→ SOURCE RECORDS:
# # # # # # #

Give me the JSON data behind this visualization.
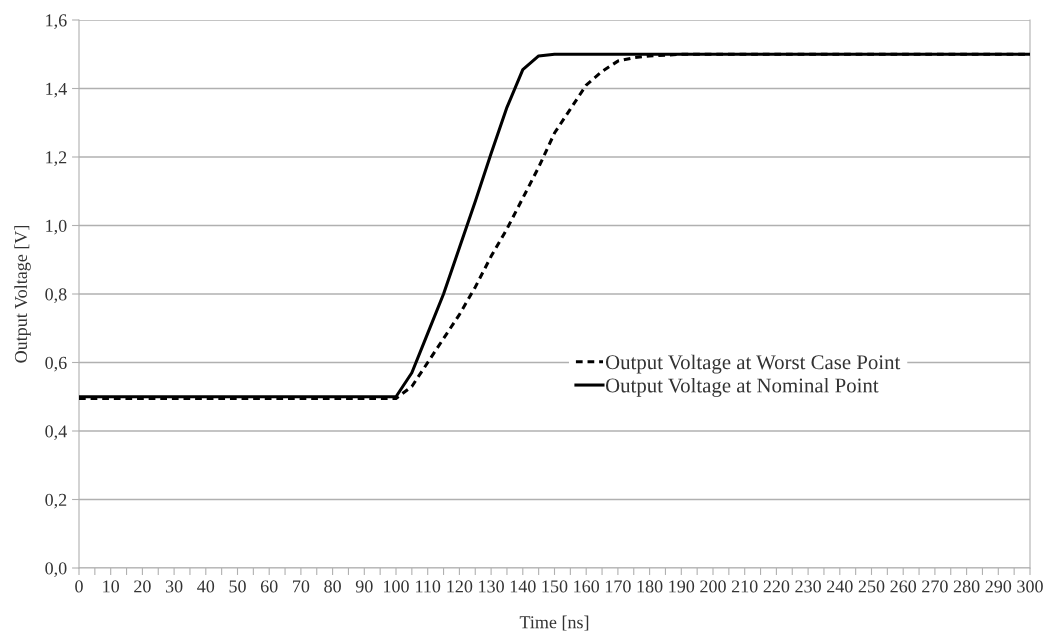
{
  "chart_data": {
    "type": "line",
    "xlabel": "Time [ns]",
    "ylabel": "Output Voltage [V]",
    "series": [
      {
        "name": "Output Voltage at Worst Case Point",
        "color": "#000000",
        "line_style": "dashed",
        "x": [
          0,
          100,
          105,
          110,
          115,
          120,
          125,
          130,
          135,
          140,
          145,
          150,
          155,
          160,
          165,
          170,
          175,
          180,
          190,
          300
        ],
        "values": [
          0.495,
          0.495,
          0.53,
          0.6,
          0.67,
          0.74,
          0.82,
          0.91,
          0.99,
          1.08,
          1.17,
          1.27,
          1.34,
          1.41,
          1.45,
          1.48,
          1.49,
          1.495,
          1.5,
          1.5
        ]
      },
      {
        "name": "Output Voltage at Nominal Point",
        "color": "#000000",
        "line_style": "solid",
        "x": [
          0,
          100,
          105,
          110,
          115,
          120,
          125,
          130,
          135,
          140,
          145,
          150,
          300
        ],
        "values": [
          0.5,
          0.5,
          0.57,
          0.685,
          0.8,
          0.935,
          1.07,
          1.21,
          1.345,
          1.455,
          1.495,
          1.5,
          1.5
        ]
      }
    ],
    "xlim": [
      0,
      300
    ],
    "ylim": [
      0,
      1.6
    ],
    "xticks": [
      0,
      {
        "value": 5,
        "label": null
      },
      10,
      {
        "value": 15,
        "label": null
      },
      20,
      {
        "value": 25,
        "label": null
      },
      30,
      {
        "value": 35,
        "label": null
      },
      40,
      {
        "value": 45,
        "label": null
      },
      50,
      {
        "value": 55,
        "label": null
      },
      60,
      {
        "value": 65,
        "label": null
      },
      70,
      {
        "value": 75,
        "label": null
      },
      80,
      {
        "value": 85,
        "label": null
      },
      90,
      {
        "value": 95,
        "label": null
      },
      100,
      {
        "value": 105,
        "label": null
      },
      110,
      {
        "value": 115,
        "label": null
      },
      120,
      {
        "value": 125,
        "label": null
      },
      130,
      {
        "value": 135,
        "label": null
      },
      140,
      {
        "value": 145,
        "label": null
      },
      150,
      {
        "value": 155,
        "label": null
      },
      160,
      {
        "value": 165,
        "label": null
      },
      170,
      {
        "value": 175,
        "label": null
      },
      180,
      {
        "value": 185,
        "label": null
      },
      190,
      {
        "value": 195,
        "label": null
      },
      200,
      {
        "value": 205,
        "label": null
      },
      210,
      {
        "value": 215,
        "label": null
      },
      220,
      {
        "value": 225,
        "label": null
      },
      230,
      {
        "value": 235,
        "label": null
      },
      240,
      {
        "value": 245,
        "label": null
      },
      250,
      {
        "value": 255,
        "label": null
      },
      260,
      {
        "value": 265,
        "label": null
      },
      270,
      {
        "value": 275,
        "label": null
      },
      280,
      {
        "value": 285,
        "label": null
      },
      290,
      {
        "value": 295,
        "label": null
      },
      300
    ],
    "yticks": [
      {
        "value": 0,
        "label": "0,0"
      },
      {
        "value": 0.2,
        "label": "0,2"
      },
      {
        "value": 0.4,
        "label": "0,4"
      },
      {
        "value": 0.6,
        "label": "0,6"
      },
      {
        "value": 0.8,
        "label": "0,8"
      },
      {
        "value": 1.0,
        "label": "1,0"
      },
      {
        "value": 1.2,
        "label": "1,2"
      },
      {
        "value": 1.4,
        "label": "1,4"
      },
      {
        "value": 1.6,
        "label": "1,6"
      }
    ],
    "grid": "y",
    "legend": "center right",
    "marker": "none"
  }
}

# # # # # # #

Pictures are excluded; copy every other part of the records exactly.

Give me the JSON data behind this visualization.
{
  "chart_data": {
    "type": "line",
    "xlabel": "Time [ns]",
    "ylabel": "Output Voltage [V]",
    "series": [
      {
        "name": "Output Voltage at Worst Case Point",
        "color": "#000000",
        "line_style": "dashed",
        "x": [
          0,
          100,
          105,
          110,
          115,
          120,
          125,
          130,
          135,
          140,
          145,
          150,
          155,
          160,
          165,
          170,
          175,
          180,
          190,
          300
        ],
        "values": [
          0.495,
          0.495,
          0.53,
          0.6,
          0.67,
          0.74,
          0.82,
          0.91,
          0.99,
          1.08,
          1.17,
          1.27,
          1.34,
          1.41,
          1.45,
          1.48,
          1.49,
          1.495,
          1.5,
          1.5
        ]
      },
      {
        "name": "Output Voltage at Nominal Point",
        "color": "#000000",
        "line_style": "solid",
        "x": [
          0,
          100,
          105,
          110,
          115,
          120,
          125,
          130,
          135,
          140,
          145,
          150,
          300
        ],
        "values": [
          0.5,
          0.5,
          0.57,
          0.685,
          0.8,
          0.935,
          1.07,
          1.21,
          1.345,
          1.455,
          1.495,
          1.5,
          1.5
        ]
      }
    ],
    "xlim": [
      0,
      300
    ],
    "ylim": [
      0,
      1.6
    ],
    "xticks": [
      0,
      {
        "value": 5,
        "label": null
      },
      10,
      {
        "value": 15,
        "label": null
      },
      20,
      {
        "value": 25,
        "label": null
      },
      30,
      {
        "value": 35,
        "label": null
      },
      40,
      {
        "value": 45,
        "label": null
      },
      50,
      {
        "value": 55,
        "label": null
      },
      60,
      {
        "value": 65,
        "label": null
      },
      70,
      {
        "value": 75,
        "label": null
      },
      80,
      {
        "value": 85,
        "label": null
      },
      90,
      {
        "value": 95,
        "label": null
      },
      100,
      {
        "value": 105,
        "label": null
      },
      110,
      {
        "value": 115,
        "label": null
      },
      120,
      {
        "value": 125,
        "label": null
      },
      130,
      {
        "value": 135,
        "label": null
      },
      140,
      {
        "value": 145,
        "label": null
      },
      150,
      {
        "value": 155,
        "label": null
      },
      160,
      {
        "value": 165,
        "label": null
      },
      170,
      {
        "value": 175,
        "label": null
      },
      180,
      {
        "value": 185,
        "label": null
      },
      190,
      {
        "value": 195,
        "label": null
      },
      200,
      {
        "value": 205,
        "label": null
      },
      210,
      {
        "value": 215,
        "label": null
      },
      220,
      {
        "value": 225,
        "label": null
      },
      230,
      {
        "value": 235,
        "label": null
      },
      240,
      {
        "value": 245,
        "label": null
      },
      250,
      {
        "value": 255,
        "label": null
      },
      260,
      {
        "value": 265,
        "label": null
      },
      270,
      {
        "value": 275,
        "label": null
      },
      280,
      {
        "value": 285,
        "label": null
      },
      290,
      {
        "value": 295,
        "label": null
      },
      300
    ],
    "yticks": [
      {
        "value": 0,
        "label": "0,0"
      },
      {
        "value": 0.2,
        "label": "0,2"
      },
      {
        "value": 0.4,
        "label": "0,4"
      },
      {
        "value": 0.6,
        "label": "0,6"
      },
      {
        "value": 0.8,
        "label": "0,8"
      },
      {
        "value": 1.0,
        "label": "1,0"
      },
      {
        "value": 1.2,
        "label": "1,2"
      },
      {
        "value": 1.4,
        "label": "1,4"
      },
      {
        "value": 1.6,
        "label": "1,6"
      }
    ],
    "grid": "y",
    "legend": "center right",
    "marker": "none"
  }
}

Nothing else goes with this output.